"""

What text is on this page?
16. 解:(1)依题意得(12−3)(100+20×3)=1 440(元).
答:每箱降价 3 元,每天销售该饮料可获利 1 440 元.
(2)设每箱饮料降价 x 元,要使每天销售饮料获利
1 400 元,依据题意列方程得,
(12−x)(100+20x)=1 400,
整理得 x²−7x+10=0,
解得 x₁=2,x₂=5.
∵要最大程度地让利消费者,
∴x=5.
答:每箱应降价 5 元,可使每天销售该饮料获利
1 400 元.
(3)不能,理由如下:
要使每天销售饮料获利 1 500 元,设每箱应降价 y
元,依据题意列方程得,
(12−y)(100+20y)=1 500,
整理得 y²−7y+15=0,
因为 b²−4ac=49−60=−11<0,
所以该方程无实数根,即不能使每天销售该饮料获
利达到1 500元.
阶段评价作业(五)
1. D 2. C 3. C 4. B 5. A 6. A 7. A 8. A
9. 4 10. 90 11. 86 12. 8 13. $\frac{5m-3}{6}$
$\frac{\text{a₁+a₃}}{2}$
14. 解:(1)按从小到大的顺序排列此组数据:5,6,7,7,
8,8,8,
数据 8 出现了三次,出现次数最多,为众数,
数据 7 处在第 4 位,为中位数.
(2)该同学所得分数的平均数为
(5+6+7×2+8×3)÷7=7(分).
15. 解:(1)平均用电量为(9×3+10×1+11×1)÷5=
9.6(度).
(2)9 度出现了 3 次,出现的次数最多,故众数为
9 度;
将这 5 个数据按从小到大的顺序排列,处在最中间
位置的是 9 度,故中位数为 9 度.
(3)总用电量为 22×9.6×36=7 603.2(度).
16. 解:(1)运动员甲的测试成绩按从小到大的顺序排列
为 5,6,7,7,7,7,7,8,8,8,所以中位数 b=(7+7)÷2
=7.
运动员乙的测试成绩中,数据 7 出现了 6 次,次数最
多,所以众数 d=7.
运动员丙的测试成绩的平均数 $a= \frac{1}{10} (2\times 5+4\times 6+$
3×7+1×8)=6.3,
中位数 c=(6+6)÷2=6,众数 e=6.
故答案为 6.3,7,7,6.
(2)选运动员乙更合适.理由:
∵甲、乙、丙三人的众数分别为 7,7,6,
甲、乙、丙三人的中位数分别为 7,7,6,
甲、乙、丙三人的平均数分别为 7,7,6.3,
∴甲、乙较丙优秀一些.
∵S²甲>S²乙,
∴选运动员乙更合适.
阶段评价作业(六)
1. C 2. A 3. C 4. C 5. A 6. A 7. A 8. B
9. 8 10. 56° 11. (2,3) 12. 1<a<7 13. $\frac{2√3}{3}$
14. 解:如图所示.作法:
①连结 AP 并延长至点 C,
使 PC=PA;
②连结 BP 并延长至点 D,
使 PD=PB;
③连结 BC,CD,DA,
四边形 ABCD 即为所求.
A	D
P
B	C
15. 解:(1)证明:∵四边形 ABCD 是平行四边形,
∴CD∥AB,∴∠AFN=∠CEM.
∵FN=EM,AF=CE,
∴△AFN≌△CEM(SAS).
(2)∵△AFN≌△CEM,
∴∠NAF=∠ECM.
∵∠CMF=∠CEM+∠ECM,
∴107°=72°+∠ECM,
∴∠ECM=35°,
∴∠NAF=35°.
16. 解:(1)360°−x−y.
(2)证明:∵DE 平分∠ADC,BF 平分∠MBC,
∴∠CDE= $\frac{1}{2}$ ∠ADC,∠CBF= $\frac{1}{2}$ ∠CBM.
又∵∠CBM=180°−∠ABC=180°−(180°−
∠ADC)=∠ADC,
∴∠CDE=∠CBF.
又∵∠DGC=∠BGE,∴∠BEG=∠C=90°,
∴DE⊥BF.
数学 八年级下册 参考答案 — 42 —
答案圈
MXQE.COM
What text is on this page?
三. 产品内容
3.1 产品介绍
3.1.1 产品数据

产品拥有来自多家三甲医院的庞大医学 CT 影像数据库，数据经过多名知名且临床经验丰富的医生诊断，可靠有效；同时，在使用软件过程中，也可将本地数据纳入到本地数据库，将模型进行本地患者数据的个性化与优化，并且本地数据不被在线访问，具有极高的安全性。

"""

Task statement.
Reproduce the material above exactly; please quote every line of it.

Problem solution.
What text is on this page?
16. 解:(1)依题意得(12−3)(100+20×3)=1 440(元).
答:每箱降价 3 元,每天销售该饮料可获利 1 440 元.
(2)设每箱饮料降价 x 元,要使每天销售饮料获利
1 400 元,依据题意列方程得,
(12−x)(100+20x)=1 400,
整理得 x²−7x+10=0,
解得 x₁=2,x₂=5.
∵要最大程度地让利消费者,
∴x=5.
答:每箱应降价 5 元,可使每天销售该饮料获利
1 400 元.
(3)不能,理由如下:
要使每天销售饮料获利 1 500 元,设每箱应降价 y
元,依据题意列方程得,
(12−y)(100+20y)=1 500,
整理得 y²−7y+15=0,
因为 b²−4ac=49−60=−11<0,
所以该方程无实数根,即不能使每天销售该饮料获
利达到1 500元.
阶段评价作业(五)
1. D 2. C 3. C 4. B 5. A 6. A 7. A 8. A
9. 4 10. 90 11. 86 12. 8 13. $\frac{5m-3}{6}$
$\frac{\text{a₁+a₃}}{2}$
14. 解:(1)按从小到大的顺序排列此组数据:5,6,7,7,
8,8,8,
数据 8 出现了三次,出现次数最多,为众数,
数据 7 处在第 4 位,为中位数.
(2)该同学所得分数的平均数为
(5+6+7×2+8×3)÷7=7(分).
15. 解:(1)平均用电量为(9×3+10×1+11×1)÷5=
9.6(度).
(2)9 度出现了 3 次,出现的次数最多,故众数为
9 度;
将这 5 个数据按从小到大的顺序排列,处在最中间
位置的是 9 度,故中位数为 9 度.
(3)总用电量为 22×9.6×36=7 603.2(度).
16. 解:(1)运动员甲的测试成绩按从小到大的顺序排列
为 5,6,7,7,7,7,7,8,8,8,所以中位数 b=(7+7)÷2
=7.
运动员乙的测试成绩中,数据 7 出现了 6 次,次数最
多,所以众数 d=7.
运动员丙的测试成绩的平均数 $a= \frac{1}{10} (2\times 5+4\times 6+$
3×7+1×8)=6.3,
中位数 c=(6+6)÷2=6,众数 e=6.
故答案为 6.3,7,7,6.
(2)选运动员乙更合适.理由:
∵甲、乙、丙三人的众数分别为 7,7,6,
甲、乙、丙三人的中位数分别为 7,7,6,
甲、乙、丙三人的平均数分别为 7,7,6.3,
∴甲、乙较丙优秀一些.
∵S²甲>S²乙,
∴选运动员乙更合适.
阶段评价作业(六)
1. C 2. A 3. C 4. C 5. A 6. A 7. A 8. B
9. 8 10. 56° 11. (2,3) 12. 1<a<7 13. $\frac{2√3}{3}$
14. 解:如图所示.作法:
①连结 AP 并延长至点 C,
使 PC=PA;
②连结 BP 并延长至点 D,
使 PD=PB;
③连结 BC,CD,DA,
四边形 ABCD 即为所求.
A	D
P
B	C
15. 解:(1)证明:∵四边形 ABCD 是平行四边形,
∴CD∥AB,∴∠AFN=∠CEM.
∵FN=EM,AF=CE,
∴△AFN≌△CEM(SAS).
(2)∵△AFN≌△CEM,
∴∠NAF=∠ECM.
∵∠CMF=∠CEM+∠ECM,
∴107°=72°+∠ECM,
∴∠ECM=35°,
∴∠NAF=35°.
16. 解:(1)360°−x−y.
(2)证明:∵DE 平分∠ADC,BF 平分∠MBC,
∴∠CDE= $\frac{1}{2}$ ∠ADC,∠CBF= $\frac{1}{2}$ ∠CBM.
又∵∠CBM=180°−∠ABC=180°−(180°−
∠ADC)=∠ADC,
∴∠CDE=∠CBF.
又∵∠DGC=∠BGE,∴∠BEG=∠C=90°,
∴DE⊥BF.
数学 八年级下册 参考答案 — 42 —
答案圈
MXQE.COM
What text is on this page?
三. 产品内容
3.1 产品介绍
3.1.1 产品数据

产品拥有来自多家三甲医院的庞大医学 CT 影像数据库，数据经过多名知名且临床经验丰富的医生诊断，可靠有效；同时，在使用软件过程中，也可将本地数据纳入到本地数据库，将模型进行本地患者数据的个性化与优化，并且本地数据不被在线访问，具有极高的安全性。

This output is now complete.